• _SUPPLIED ENTRIES_:
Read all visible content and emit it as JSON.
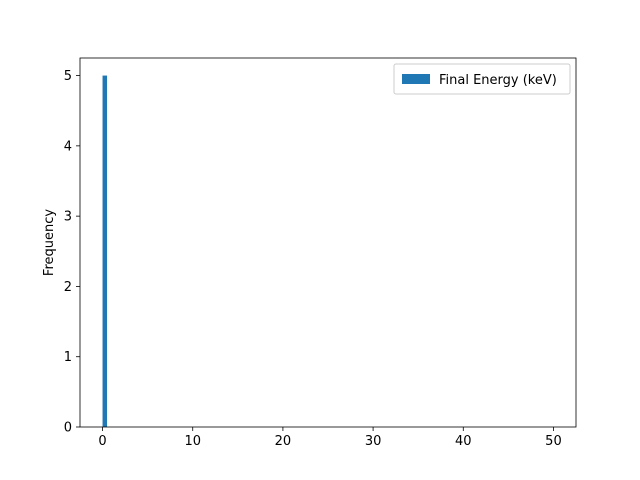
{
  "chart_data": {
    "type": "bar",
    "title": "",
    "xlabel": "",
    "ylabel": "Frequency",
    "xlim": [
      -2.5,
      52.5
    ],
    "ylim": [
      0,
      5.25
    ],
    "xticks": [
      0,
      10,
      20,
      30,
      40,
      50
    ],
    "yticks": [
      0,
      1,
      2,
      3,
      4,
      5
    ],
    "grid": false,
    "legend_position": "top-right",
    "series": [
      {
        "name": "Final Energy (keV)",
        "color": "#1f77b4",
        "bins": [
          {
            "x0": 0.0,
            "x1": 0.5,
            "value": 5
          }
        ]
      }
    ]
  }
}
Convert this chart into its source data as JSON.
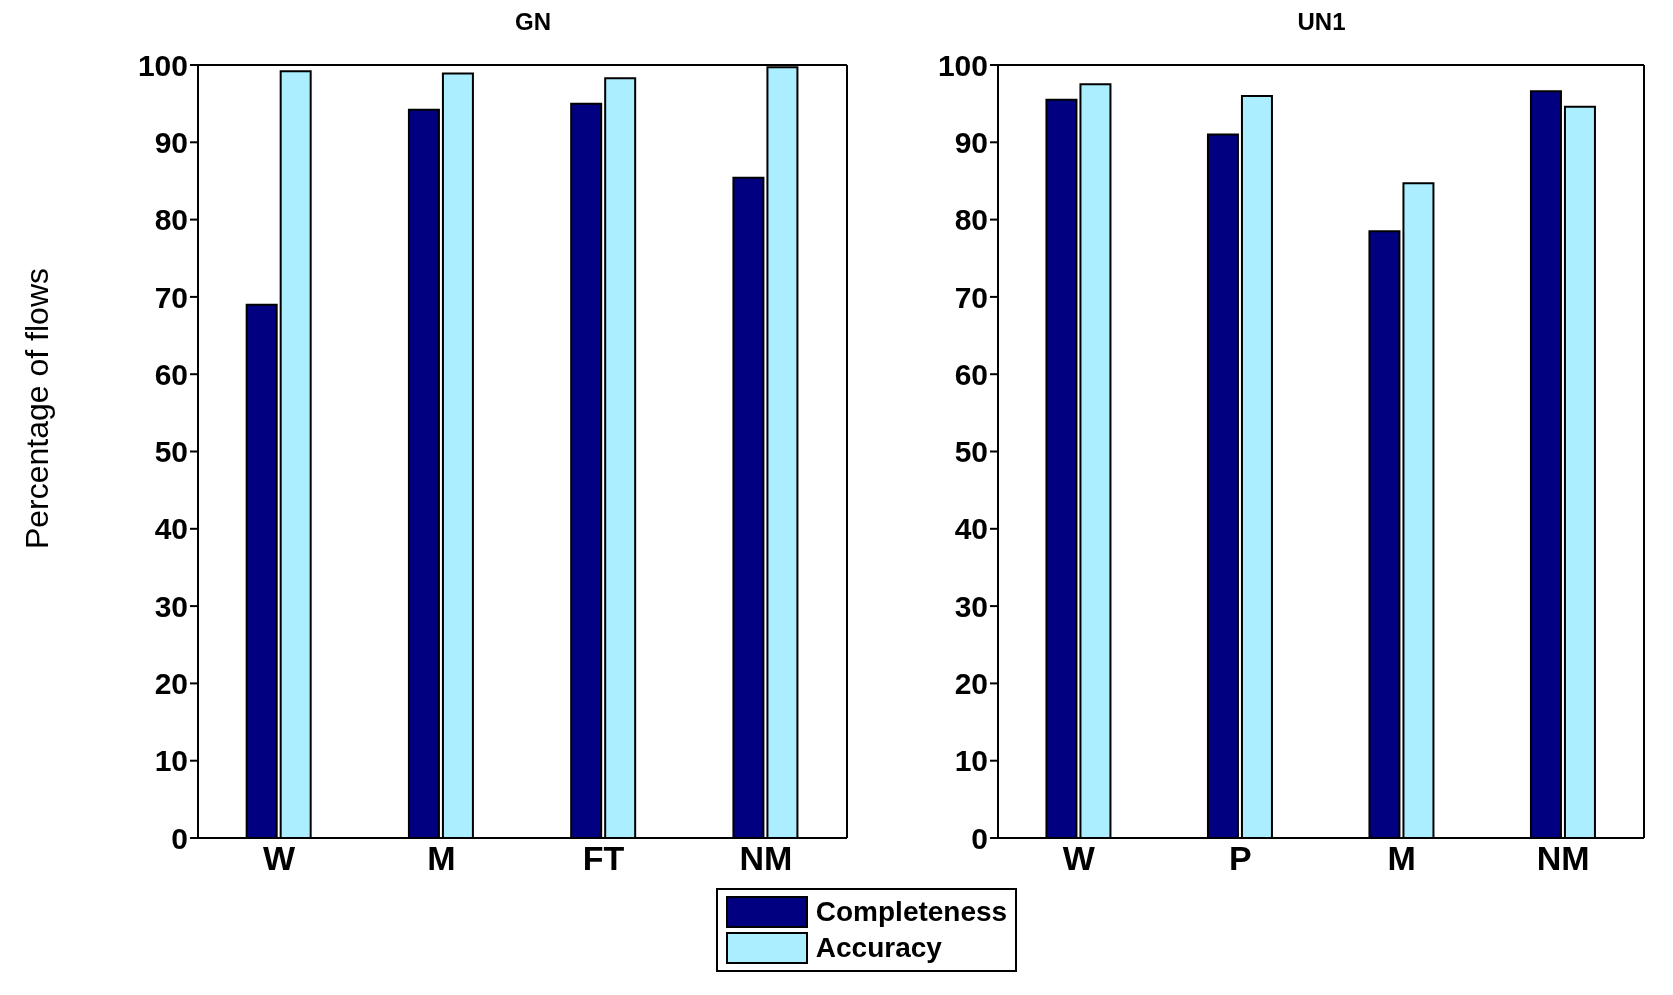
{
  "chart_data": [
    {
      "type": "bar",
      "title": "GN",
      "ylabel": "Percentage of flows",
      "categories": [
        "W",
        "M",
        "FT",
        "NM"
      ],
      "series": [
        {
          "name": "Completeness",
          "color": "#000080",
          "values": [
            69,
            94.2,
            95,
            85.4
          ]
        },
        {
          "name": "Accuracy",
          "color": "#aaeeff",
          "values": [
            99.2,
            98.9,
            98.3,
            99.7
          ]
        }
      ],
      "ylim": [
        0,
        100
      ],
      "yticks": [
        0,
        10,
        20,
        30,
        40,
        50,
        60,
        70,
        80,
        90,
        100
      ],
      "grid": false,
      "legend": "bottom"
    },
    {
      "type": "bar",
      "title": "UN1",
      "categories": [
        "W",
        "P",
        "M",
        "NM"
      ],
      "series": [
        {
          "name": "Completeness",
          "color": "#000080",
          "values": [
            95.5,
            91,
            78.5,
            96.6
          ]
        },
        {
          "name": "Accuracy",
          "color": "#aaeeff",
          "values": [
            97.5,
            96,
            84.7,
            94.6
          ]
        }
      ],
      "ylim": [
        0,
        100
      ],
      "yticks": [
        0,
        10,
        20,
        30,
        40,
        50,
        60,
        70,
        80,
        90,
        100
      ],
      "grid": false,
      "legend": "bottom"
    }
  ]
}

---

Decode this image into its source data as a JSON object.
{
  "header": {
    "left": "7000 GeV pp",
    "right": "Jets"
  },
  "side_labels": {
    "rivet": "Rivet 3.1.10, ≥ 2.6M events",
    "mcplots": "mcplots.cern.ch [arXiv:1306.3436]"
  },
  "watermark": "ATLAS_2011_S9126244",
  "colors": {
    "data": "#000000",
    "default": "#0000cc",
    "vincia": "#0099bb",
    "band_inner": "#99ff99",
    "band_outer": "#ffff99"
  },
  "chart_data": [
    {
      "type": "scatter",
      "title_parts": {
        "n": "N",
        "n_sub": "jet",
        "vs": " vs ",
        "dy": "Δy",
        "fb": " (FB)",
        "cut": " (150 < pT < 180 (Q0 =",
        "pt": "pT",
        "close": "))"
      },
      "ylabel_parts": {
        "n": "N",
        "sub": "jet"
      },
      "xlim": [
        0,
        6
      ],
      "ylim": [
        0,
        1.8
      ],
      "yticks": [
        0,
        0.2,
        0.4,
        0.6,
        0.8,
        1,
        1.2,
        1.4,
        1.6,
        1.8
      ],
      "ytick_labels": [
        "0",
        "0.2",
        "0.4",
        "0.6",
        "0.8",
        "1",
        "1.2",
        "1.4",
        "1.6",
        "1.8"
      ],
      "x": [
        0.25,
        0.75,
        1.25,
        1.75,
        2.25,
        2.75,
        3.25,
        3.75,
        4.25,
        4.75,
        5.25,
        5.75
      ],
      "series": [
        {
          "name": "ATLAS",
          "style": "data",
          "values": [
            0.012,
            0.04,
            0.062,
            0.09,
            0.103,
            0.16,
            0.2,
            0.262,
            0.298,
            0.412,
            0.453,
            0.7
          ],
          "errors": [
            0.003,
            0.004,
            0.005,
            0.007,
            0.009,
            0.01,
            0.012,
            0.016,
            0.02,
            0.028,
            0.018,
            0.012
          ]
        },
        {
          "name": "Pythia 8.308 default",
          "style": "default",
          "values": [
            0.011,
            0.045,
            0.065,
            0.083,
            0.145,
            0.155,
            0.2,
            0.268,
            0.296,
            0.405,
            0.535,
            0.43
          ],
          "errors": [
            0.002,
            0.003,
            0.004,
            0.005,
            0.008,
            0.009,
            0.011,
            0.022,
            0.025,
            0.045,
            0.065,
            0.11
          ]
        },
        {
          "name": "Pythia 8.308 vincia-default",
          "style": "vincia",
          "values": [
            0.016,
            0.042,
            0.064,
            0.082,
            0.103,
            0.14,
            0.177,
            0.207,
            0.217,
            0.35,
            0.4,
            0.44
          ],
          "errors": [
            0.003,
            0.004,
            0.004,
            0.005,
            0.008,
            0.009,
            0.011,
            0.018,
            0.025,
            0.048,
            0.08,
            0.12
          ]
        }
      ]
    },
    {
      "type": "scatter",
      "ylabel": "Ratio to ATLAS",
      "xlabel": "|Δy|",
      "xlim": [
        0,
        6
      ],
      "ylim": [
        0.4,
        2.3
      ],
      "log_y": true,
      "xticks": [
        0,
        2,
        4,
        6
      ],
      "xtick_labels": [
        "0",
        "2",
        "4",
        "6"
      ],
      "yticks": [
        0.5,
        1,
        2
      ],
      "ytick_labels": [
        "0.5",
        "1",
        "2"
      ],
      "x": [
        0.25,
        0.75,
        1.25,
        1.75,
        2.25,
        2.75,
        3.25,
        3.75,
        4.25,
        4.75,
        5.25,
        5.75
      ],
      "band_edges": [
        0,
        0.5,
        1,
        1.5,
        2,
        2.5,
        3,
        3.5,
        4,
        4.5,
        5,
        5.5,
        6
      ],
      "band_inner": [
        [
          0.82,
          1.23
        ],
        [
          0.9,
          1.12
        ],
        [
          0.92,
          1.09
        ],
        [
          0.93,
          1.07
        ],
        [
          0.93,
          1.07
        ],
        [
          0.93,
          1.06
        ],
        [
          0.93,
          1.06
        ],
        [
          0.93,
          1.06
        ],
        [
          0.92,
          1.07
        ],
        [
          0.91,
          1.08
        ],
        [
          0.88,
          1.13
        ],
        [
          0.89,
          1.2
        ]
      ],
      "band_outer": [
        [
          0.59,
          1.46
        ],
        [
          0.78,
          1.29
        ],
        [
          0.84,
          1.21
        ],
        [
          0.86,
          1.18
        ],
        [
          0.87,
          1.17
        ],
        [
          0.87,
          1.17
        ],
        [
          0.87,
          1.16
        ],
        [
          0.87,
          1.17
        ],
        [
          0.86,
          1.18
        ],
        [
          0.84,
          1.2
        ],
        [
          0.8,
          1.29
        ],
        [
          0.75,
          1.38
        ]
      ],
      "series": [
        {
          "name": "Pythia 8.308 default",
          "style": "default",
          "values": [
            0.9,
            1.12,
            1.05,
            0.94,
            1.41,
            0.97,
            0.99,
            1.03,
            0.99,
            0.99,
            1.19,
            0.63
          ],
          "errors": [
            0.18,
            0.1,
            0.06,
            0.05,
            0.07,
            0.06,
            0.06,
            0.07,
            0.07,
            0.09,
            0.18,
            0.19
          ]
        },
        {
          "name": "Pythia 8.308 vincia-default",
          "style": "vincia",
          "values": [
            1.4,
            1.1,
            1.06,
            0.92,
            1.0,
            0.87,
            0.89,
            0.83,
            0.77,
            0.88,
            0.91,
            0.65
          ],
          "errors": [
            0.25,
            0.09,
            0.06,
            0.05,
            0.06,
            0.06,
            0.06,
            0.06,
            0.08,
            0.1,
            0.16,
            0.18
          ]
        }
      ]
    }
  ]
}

• _WRITTEN TASK_: Return every line containing "JSON".

• _TASK SOLUTION_:
Read all visible content and emit it as JSON.
Convert this chart into its source data as JSON.
Decode this image into its source data as a JSON object.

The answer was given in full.